• Set exercise: Take each line containing the word "Oven" and copy it.

(Dataset records)
__________

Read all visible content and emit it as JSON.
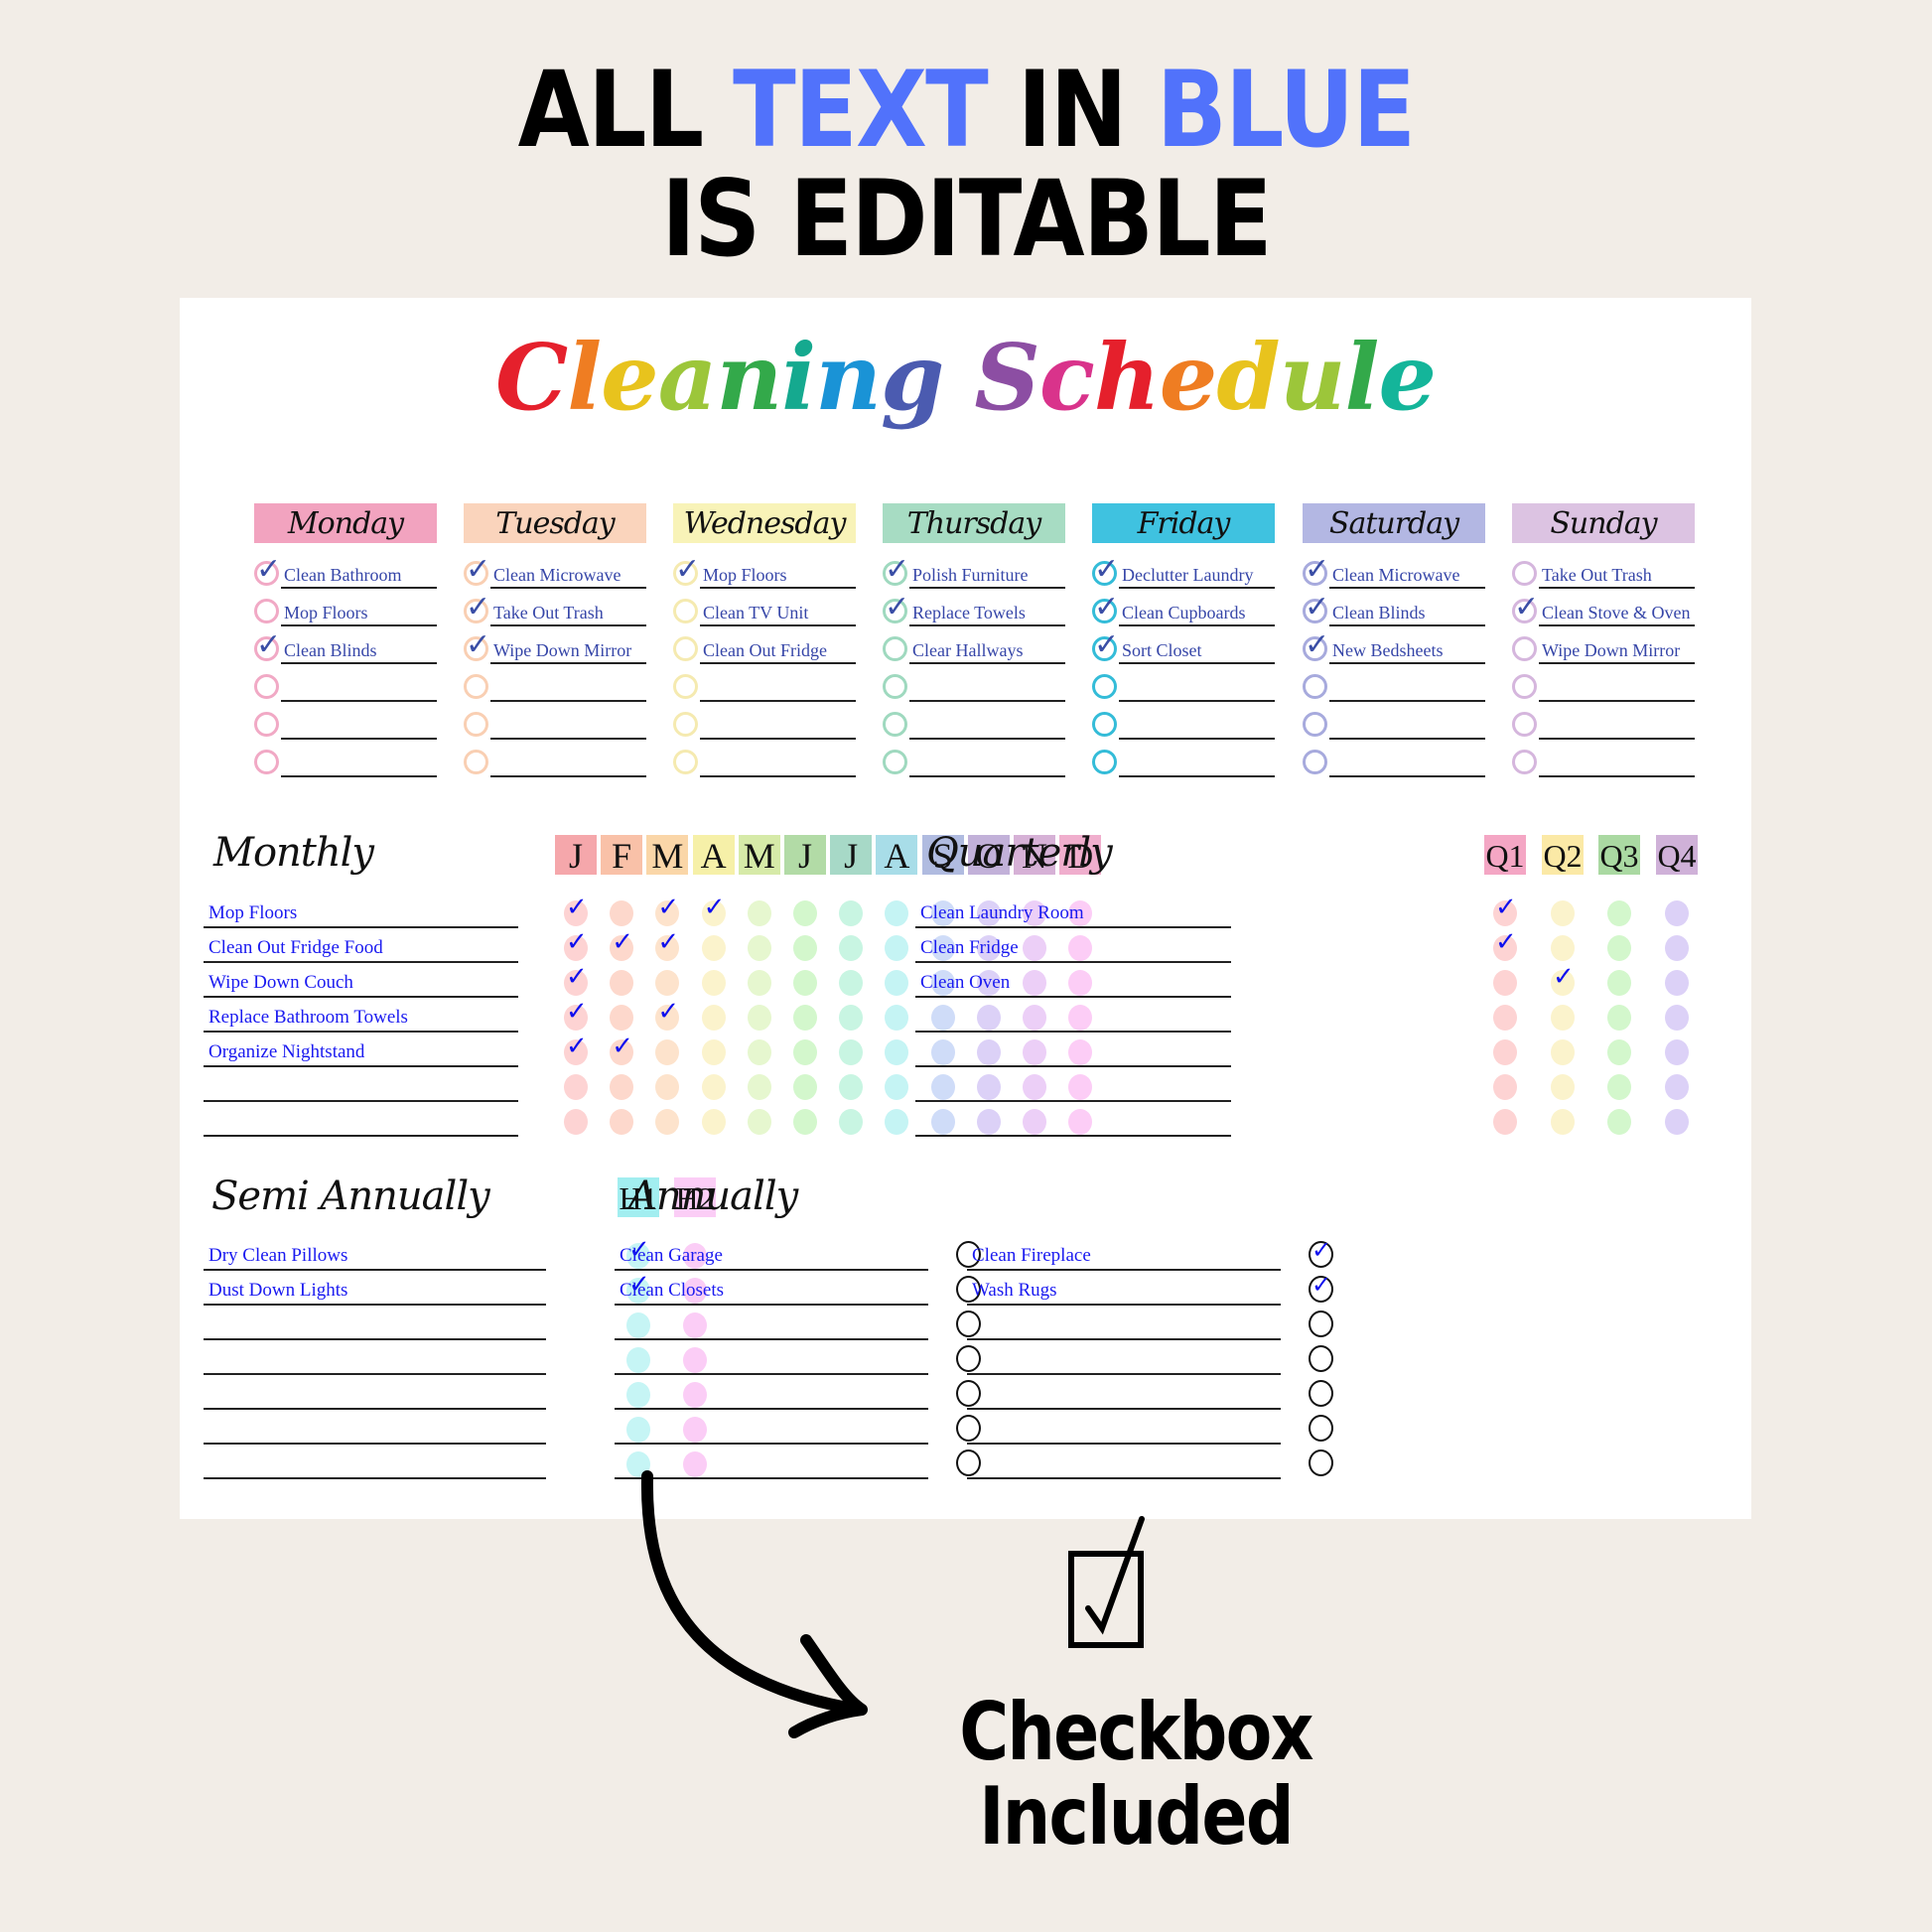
{
  "banner": {
    "line1": [
      {
        "text": "All ",
        "blue": false
      },
      {
        "text": "TEXT ",
        "blue": true
      },
      {
        "text": "IN ",
        "blue": false
      },
      {
        "text": "BLUE",
        "blue": true
      }
    ],
    "line2": "IS EDITABLE",
    "blue_color": "#5172fb"
  },
  "sheet": {
    "title": "Cleaning Schedule",
    "title_colors": [
      "#e5202c",
      "#ef7d22",
      "#e8c31d",
      "#9cc63a",
      "#33a94a",
      "#15a98f",
      "#1a93d6",
      "#4b5bb0",
      "#8c4ea3",
      "#d9338b",
      "#e5202c",
      "#ef7d22",
      "#e8c31d",
      "#9cc63a",
      "#33a94a",
      "#14b59a",
      "#15a98f"
    ],
    "weekly": [
      {
        "day": "Monday",
        "color": "#f2a3bf",
        "ring": "#f1a9c5",
        "tasks": [
          {
            "text": "Clean Bathroom",
            "done": true
          },
          {
            "text": "Mop Floors",
            "done": false
          },
          {
            "text": "Clean Blinds",
            "done": true
          },
          {
            "text": "",
            "done": false
          },
          {
            "text": "",
            "done": false
          },
          {
            "text": "",
            "done": false
          }
        ]
      },
      {
        "day": "Tuesday",
        "color": "#fad4bc",
        "ring": "#f9cfb3",
        "tasks": [
          {
            "text": "Clean Microwave",
            "done": true
          },
          {
            "text": "Take Out Trash",
            "done": true
          },
          {
            "text": "Wipe Down Mirror",
            "done": true
          },
          {
            "text": "",
            "done": false
          },
          {
            "text": "",
            "done": false
          },
          {
            "text": "",
            "done": false
          }
        ]
      },
      {
        "day": "Wednesday",
        "color": "#f8f3b8",
        "ring": "#f5eab0",
        "tasks": [
          {
            "text": "Mop Floors",
            "done": true
          },
          {
            "text": "Clean TV Unit",
            "done": false
          },
          {
            "text": "Clean Out Fridge",
            "done": false
          },
          {
            "text": "",
            "done": false
          },
          {
            "text": "",
            "done": false
          },
          {
            "text": "",
            "done": false
          }
        ]
      },
      {
        "day": "Thursday",
        "color": "#a7dcc3",
        "ring": "#9fd9bf",
        "tasks": [
          {
            "text": "Polish Furniture",
            "done": true
          },
          {
            "text": "Replace Towels",
            "done": true
          },
          {
            "text": "Clear Hallways",
            "done": false
          },
          {
            "text": "",
            "done": false
          },
          {
            "text": "",
            "done": false
          },
          {
            "text": "",
            "done": false
          }
        ]
      },
      {
        "day": "Friday",
        "color": "#3fc2e0",
        "ring": "#34bcd8",
        "tasks": [
          {
            "text": "Declutter Laundry",
            "done": true
          },
          {
            "text": "Clean Cupboards",
            "done": true
          },
          {
            "text": "Sort Closet",
            "done": true
          },
          {
            "text": "",
            "done": false
          },
          {
            "text": "",
            "done": false
          },
          {
            "text": "",
            "done": false
          }
        ]
      },
      {
        "day": "Saturday",
        "color": "#b3b7e3",
        "ring": "#a7aadd",
        "tasks": [
          {
            "text": "Clean Microwave",
            "done": true
          },
          {
            "text": "Clean Blinds",
            "done": true
          },
          {
            "text": "New Bedsheets",
            "done": true
          },
          {
            "text": "",
            "done": false
          },
          {
            "text": "",
            "done": false
          },
          {
            "text": "",
            "done": false
          }
        ]
      },
      {
        "day": "Sunday",
        "color": "#dcc3e2",
        "ring": "#d5b6dd",
        "tasks": [
          {
            "text": "Take Out Trash",
            "done": false
          },
          {
            "text": "Clean Stove & Oven",
            "done": true
          },
          {
            "text": "Wipe Down Mirror",
            "done": false
          },
          {
            "text": "",
            "done": false
          },
          {
            "text": "",
            "done": false
          },
          {
            "text": "",
            "done": false
          }
        ]
      }
    ],
    "monthly": {
      "title": "Monthly",
      "months": [
        {
          "label": "J",
          "head": "#f5a7ab",
          "dot": "#fdd3d3"
        },
        {
          "label": "F",
          "head": "#f9c1a8",
          "dot": "#fdd8cc"
        },
        {
          "label": "M",
          "head": "#fad6a8",
          "dot": "#fde3cc"
        },
        {
          "label": "A",
          "head": "#f6f0a8",
          "dot": "#fbf3cc"
        },
        {
          "label": "M",
          "head": "#d6eaa8",
          "dot": "#e6f7cf"
        },
        {
          "label": "J",
          "head": "#b2dba6",
          "dot": "#d3f7cc"
        },
        {
          "label": "J",
          "head": "#a7d9c7",
          "dot": "#c8f5e2"
        },
        {
          "label": "A",
          "head": "#a8dde8",
          "dot": "#c5f4f4"
        },
        {
          "label": "S",
          "head": "#b0bbe0",
          "dot": "#cfdcf8"
        },
        {
          "label": "O",
          "head": "#c2b1d9",
          "dot": "#dcd1f7"
        },
        {
          "label": "N",
          "head": "#d6b1d6",
          "dot": "#eccff7"
        },
        {
          "label": "D",
          "head": "#f0aecd",
          "dot": "#fccdf6"
        }
      ],
      "tasks": [
        {
          "text": "Mop Floors",
          "done": [
            1,
            0,
            1,
            1,
            0,
            0,
            0,
            0,
            0,
            0,
            0,
            0
          ]
        },
        {
          "text": "Clean Out Fridge Food",
          "done": [
            1,
            1,
            1,
            0,
            0,
            0,
            0,
            0,
            0,
            0,
            0,
            0
          ]
        },
        {
          "text": "Wipe Down Couch",
          "done": [
            1,
            0,
            0,
            0,
            0,
            0,
            0,
            0,
            0,
            0,
            0,
            0
          ]
        },
        {
          "text": "Replace Bathroom Towels",
          "done": [
            1,
            0,
            1,
            0,
            0,
            0,
            0,
            0,
            0,
            0,
            0,
            0
          ]
        },
        {
          "text": "Organize Nightstand",
          "done": [
            1,
            1,
            0,
            0,
            0,
            0,
            0,
            0,
            0,
            0,
            0,
            0
          ]
        },
        {
          "text": "",
          "done": [
            0,
            0,
            0,
            0,
            0,
            0,
            0,
            0,
            0,
            0,
            0,
            0
          ]
        },
        {
          "text": "",
          "done": [
            0,
            0,
            0,
            0,
            0,
            0,
            0,
            0,
            0,
            0,
            0,
            0
          ]
        }
      ]
    },
    "quarterly": {
      "title": "Quarterly",
      "quarters": [
        {
          "label": "Q1",
          "head": "#f4a6c4",
          "dot": "#fdd3d3"
        },
        {
          "label": "Q2",
          "head": "#fbe9a6",
          "dot": "#fbf3cc"
        },
        {
          "label": "Q3",
          "head": "#aad9a2",
          "dot": "#d3f7cc"
        },
        {
          "label": "Q4",
          "head": "#cfb1d8",
          "dot": "#dcd1f7"
        }
      ],
      "tasks": [
        {
          "text": "Clean Laundry Room",
          "done": [
            1,
            0,
            0,
            0
          ]
        },
        {
          "text": "Clean Fridge",
          "done": [
            1,
            0,
            0,
            0
          ]
        },
        {
          "text": "Clean Oven",
          "done": [
            0,
            1,
            0,
            0
          ]
        },
        {
          "text": "",
          "done": [
            0,
            0,
            0,
            0
          ]
        },
        {
          "text": "",
          "done": [
            0,
            0,
            0,
            0
          ]
        },
        {
          "text": "",
          "done": [
            0,
            0,
            0,
            0
          ]
        },
        {
          "text": "",
          "done": [
            0,
            0,
            0,
            0
          ]
        }
      ]
    },
    "semi_annually": {
      "title": "Semi Annually",
      "halves": [
        {
          "label": "H1",
          "head": "#a2eef0",
          "dot": "#c6f5f5"
        },
        {
          "label": "H2",
          "head": "#fbcdf6",
          "dot": "#fbcdf6"
        }
      ],
      "tasks": [
        {
          "text": "Dry Clean Pillows",
          "done": [
            1,
            0
          ]
        },
        {
          "text": "Dust Down Lights",
          "done": [
            1,
            0
          ]
        },
        {
          "text": "",
          "done": [
            0,
            0
          ]
        },
        {
          "text": "",
          "done": [
            0,
            0
          ]
        },
        {
          "text": "",
          "done": [
            0,
            0
          ]
        },
        {
          "text": "",
          "done": [
            0,
            0
          ]
        },
        {
          "text": "",
          "done": [
            0,
            0
          ]
        }
      ]
    },
    "annually": {
      "title": "Annually",
      "left": [
        {
          "text": "Clean Garage",
          "done": false
        },
        {
          "text": "Clean Closets",
          "done": false
        },
        {
          "text": "",
          "done": false
        },
        {
          "text": "",
          "done": false
        },
        {
          "text": "",
          "done": false
        },
        {
          "text": "",
          "done": false
        },
        {
          "text": "",
          "done": false
        }
      ],
      "right": [
        {
          "text": "Clean Fireplace",
          "done": true
        },
        {
          "text": "Wash Rugs",
          "done": true
        },
        {
          "text": "",
          "done": false
        },
        {
          "text": "",
          "done": false
        },
        {
          "text": "",
          "done": false
        },
        {
          "text": "",
          "done": false
        },
        {
          "text": "",
          "done": false
        }
      ]
    }
  },
  "promo": {
    "line1": "Checkbox",
    "line2": "Included"
  },
  "icons": {
    "check": "✓"
  }
}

__________

• Output of the task:
            "text": "Clean Stove & Oven",
          "text": "Clean Oven",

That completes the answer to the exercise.